### What you are asked to do
Output the material below in full, exactly as it is.

### Exercise input
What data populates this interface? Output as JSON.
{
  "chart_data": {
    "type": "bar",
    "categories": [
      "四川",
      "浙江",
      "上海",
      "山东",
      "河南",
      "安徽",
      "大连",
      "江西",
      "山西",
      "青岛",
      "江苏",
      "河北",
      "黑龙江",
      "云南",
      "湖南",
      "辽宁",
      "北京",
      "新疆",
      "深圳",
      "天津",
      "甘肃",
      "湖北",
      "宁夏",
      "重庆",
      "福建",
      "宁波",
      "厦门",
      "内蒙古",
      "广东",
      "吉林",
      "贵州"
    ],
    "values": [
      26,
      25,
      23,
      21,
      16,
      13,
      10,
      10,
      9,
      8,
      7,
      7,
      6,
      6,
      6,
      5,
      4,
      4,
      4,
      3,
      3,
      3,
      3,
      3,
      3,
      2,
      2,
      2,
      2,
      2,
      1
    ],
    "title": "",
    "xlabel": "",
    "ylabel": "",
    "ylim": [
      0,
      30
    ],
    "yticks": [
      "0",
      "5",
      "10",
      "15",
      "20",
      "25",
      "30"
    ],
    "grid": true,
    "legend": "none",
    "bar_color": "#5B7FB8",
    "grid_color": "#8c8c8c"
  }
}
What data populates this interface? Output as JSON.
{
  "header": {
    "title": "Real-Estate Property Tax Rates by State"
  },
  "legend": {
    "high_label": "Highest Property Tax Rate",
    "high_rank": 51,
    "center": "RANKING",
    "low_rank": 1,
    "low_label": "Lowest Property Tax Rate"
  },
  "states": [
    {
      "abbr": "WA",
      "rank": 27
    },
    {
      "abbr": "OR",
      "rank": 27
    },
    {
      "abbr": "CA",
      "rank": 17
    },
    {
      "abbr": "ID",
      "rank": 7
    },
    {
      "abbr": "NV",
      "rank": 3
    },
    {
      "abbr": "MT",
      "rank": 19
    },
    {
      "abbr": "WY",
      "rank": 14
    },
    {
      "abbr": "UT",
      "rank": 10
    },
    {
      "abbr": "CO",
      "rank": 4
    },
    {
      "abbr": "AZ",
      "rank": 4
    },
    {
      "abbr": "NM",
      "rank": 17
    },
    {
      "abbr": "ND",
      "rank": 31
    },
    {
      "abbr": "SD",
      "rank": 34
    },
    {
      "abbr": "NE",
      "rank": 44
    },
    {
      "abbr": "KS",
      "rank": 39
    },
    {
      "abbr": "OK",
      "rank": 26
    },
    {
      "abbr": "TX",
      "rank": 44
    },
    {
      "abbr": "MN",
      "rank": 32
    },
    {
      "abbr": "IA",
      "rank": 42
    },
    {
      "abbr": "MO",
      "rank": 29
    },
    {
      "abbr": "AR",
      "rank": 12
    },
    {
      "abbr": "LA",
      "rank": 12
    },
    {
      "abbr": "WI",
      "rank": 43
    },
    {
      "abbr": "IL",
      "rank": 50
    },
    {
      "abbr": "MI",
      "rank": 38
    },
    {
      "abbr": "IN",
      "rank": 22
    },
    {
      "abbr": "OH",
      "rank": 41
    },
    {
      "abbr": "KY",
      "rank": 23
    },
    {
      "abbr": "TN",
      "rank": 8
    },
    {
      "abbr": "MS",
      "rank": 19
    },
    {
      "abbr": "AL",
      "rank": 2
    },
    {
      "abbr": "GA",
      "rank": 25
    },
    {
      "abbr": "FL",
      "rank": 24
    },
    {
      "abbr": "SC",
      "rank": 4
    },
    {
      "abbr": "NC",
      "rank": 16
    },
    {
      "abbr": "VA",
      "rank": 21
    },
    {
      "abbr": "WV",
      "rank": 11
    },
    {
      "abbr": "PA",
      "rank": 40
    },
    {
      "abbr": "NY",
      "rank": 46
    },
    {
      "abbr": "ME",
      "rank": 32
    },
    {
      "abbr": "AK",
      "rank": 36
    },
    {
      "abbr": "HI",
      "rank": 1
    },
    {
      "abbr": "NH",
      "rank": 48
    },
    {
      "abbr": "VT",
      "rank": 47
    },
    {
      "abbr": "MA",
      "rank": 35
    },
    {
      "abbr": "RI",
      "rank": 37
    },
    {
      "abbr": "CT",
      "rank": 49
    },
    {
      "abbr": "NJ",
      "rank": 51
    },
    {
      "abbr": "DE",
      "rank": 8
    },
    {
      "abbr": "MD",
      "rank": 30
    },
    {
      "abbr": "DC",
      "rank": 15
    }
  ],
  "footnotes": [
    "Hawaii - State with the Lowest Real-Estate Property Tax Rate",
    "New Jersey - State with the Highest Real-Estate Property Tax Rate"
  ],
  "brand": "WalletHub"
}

### Problem solution
What data populates this interface? Output as JSON.
{
  "chart_data": {
    "type": "bar",
    "categories": [
      "四川",
      "浙江",
      "上海",
      "山东",
      "河南",
      "安徽",
      "大连",
      "江西",
      "山西",
      "青岛",
      "江苏",
      "河北",
      "黑龙江",
      "云南",
      "湖南",
      "辽宁",
      "北京",
      "新疆",
      "深圳",
      "天津",
      "甘肃",
      "湖北",
      "宁夏",
      "重庆",
      "福建",
      "宁波",
      "厦门",
      "内蒙古",
      "广东",
      "吉林",
      "贵州"
    ],
    "values": [
      26,
      25,
      23,
      21,
      16,
      13,
      10,
      10,
      9,
      8,
      7,
      7,
      6,
      6,
      6,
      5,
      4,
      4,
      4,
      3,
      3,
      3,
      3,
      3,
      3,
      2,
      2,
      2,
      2,
      2,
      1
    ],
    "title": "",
    "xlabel": "",
    "ylabel": "",
    "ylim": [
      0,
      30
    ],
    "yticks": [
      "0",
      "5",
      "10",
      "15",
      "20",
      "25",
      "30"
    ],
    "grid": true,
    "legend": "none",
    "bar_color": "#5B7FB8",
    "grid_color": "#8c8c8c"
  }
}
What data populates this interface? Output as JSON.
{
  "header": {
    "title": "Real-Estate Property Tax Rates by State"
  },
  "legend": {
    "high_label": "Highest Property Tax Rate",
    "high_rank": 51,
    "center": "RANKING",
    "low_rank": 1,
    "low_label": "Lowest Property Tax Rate"
  },
  "states": [
    {
      "abbr": "WA",
      "rank": 27
    },
    {
      "abbr": "OR",
      "rank": 27
    },
    {
      "abbr": "CA",
      "rank": 17
    },
    {
      "abbr": "ID",
      "rank": 7
    },
    {
      "abbr": "NV",
      "rank": 3
    },
    {
      "abbr": "MT",
      "rank": 19
    },
    {
      "abbr": "WY",
      "rank": 14
    },
    {
      "abbr": "UT",
      "rank": 10
    },
    {
      "abbr": "CO",
      "rank": 4
    },
    {
      "abbr": "AZ",
      "rank": 4
    },
    {
      "abbr": "NM",
      "rank": 17
    },
    {
      "abbr": "ND",
      "rank": 31
    },
    {
      "abbr": "SD",
      "rank": 34
    },
    {
      "abbr": "NE",
      "rank": 44
    },
    {
      "abbr": "KS",
      "rank": 39
    },
    {
      "abbr": "OK",
      "rank": 26
    },
    {
      "abbr": "TX",
      "rank": 44
    },
    {
      "abbr": "MN",
      "rank": 32
    },
    {
      "abbr": "IA",
      "rank": 42
    },
    {
      "abbr": "MO",
      "rank": 29
    },
    {
      "abbr": "AR",
      "rank": 12
    },
    {
      "abbr": "LA",
      "rank": 12
    },
    {
      "abbr": "WI",
      "rank": 43
    },
    {
      "abbr": "IL",
      "rank": 50
    },
    {
      "abbr": "MI",
      "rank": 38
    },
    {
      "abbr": "IN",
      "rank": 22
    },
    {
      "abbr": "OH",
      "rank": 41
    },
    {
      "abbr": "KY",
      "rank": 23
    },
    {
      "abbr": "TN",
      "rank": 8
    },
    {
      "abbr": "MS",
      "rank": 19
    },
    {
      "abbr": "AL",
      "rank": 2
    },
    {
      "abbr": "GA",
      "rank": 25
    },
    {
      "abbr": "FL",
      "rank": 24
    },
    {
      "abbr": "SC",
      "rank": 4
    },
    {
      "abbr": "NC",
      "rank": 16
    },
    {
      "abbr": "VA",
      "rank": 21
    },
    {
      "abbr": "WV",
      "rank": 11
    },
    {
      "abbr": "PA",
      "rank": 40
    },
    {
      "abbr": "NY",
      "rank": 46
    },
    {
      "abbr": "ME",
      "rank": 32
    },
    {
      "abbr": "AK",
      "rank": 36
    },
    {
      "abbr": "HI",
      "rank": 1
    },
    {
      "abbr": "NH",
      "rank": 48
    },
    {
      "abbr": "VT",
      "rank": 47
    },
    {
      "abbr": "MA",
      "rank": 35
    },
    {
      "abbr": "RI",
      "rank": 37
    },
    {
      "abbr": "CT",
      "rank": 49
    },
    {
      "abbr": "NJ",
      "rank": 51
    },
    {
      "abbr": "DE",
      "rank": 8
    },
    {
      "abbr": "MD",
      "rank": 30
    },
    {
      "abbr": "DC",
      "rank": 15
    }
  ],
  "footnotes": [
    "Hawaii - State with the Lowest Real-Estate Property Tax Rate",
    "New Jersey - State with the Highest Real-Estate Property Tax Rate"
  ],
  "brand": "WalletHub"
}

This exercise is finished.